_Supplied data_
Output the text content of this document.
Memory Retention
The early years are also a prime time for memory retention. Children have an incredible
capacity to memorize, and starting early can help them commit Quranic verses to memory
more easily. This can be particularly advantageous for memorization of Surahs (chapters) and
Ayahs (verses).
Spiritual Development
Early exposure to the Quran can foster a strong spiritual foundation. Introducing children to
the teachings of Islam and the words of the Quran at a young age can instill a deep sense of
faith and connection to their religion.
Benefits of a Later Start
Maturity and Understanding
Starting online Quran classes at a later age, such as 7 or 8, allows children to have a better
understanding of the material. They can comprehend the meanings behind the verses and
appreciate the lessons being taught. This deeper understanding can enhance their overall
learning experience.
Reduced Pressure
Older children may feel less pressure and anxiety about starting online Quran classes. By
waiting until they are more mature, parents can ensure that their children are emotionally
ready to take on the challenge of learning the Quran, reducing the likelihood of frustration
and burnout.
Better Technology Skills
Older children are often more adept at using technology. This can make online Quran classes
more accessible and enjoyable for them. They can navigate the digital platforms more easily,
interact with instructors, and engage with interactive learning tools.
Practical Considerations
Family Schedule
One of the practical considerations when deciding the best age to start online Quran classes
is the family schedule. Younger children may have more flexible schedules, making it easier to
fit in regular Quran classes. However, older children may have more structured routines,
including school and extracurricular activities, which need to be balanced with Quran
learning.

_Aim_
Above are the records; retype them all without a single difference.

_Task result_
Output the text content of this document.
Memory Retention
The early years are also a prime time for memory retention. Children have an incredible
capacity to memorize, and starting early can help them commit Quranic verses to memory
more easily. This can be particularly advantageous for memorization of Surahs (chapters) and
Ayahs (verses).
Spiritual Development
Early exposure to the Quran can foster a strong spiritual foundation. Introducing children to
the teachings of Islam and the words of the Quran at a young age can instill a deep sense of
faith and connection to their religion.
Benefits of a Later Start
Maturity and Understanding
Starting online Quran classes at a later age, such as 7 or 8, allows children to have a better
understanding of the material. They can comprehend the meanings behind the verses and
appreciate the lessons being taught. This deeper understanding can enhance their overall
learning experience.
Reduced Pressure
Older children may feel less pressure and anxiety about starting online Quran classes. By
waiting until they are more mature, parents can ensure that their children are emotionally
ready to take on the challenge of learning the Quran, reducing the likelihood of frustration
and burnout.
Better Technology Skills
Older children are often more adept at using technology. This can make online Quran classes
more accessible and enjoyable for them. They can navigate the digital platforms more easily,
interact with instructors, and engage with interactive learning tools.
Practical Considerations
Family Schedule
One of the practical considerations when deciding the best age to start online Quran classes
is the family schedule. Younger children may have more flexible schedules, making it easier to
fit in regular Quran classes. However, older children may have more structured routines,
including school and extracurricular activities, which need to be balanced with Quran
learning.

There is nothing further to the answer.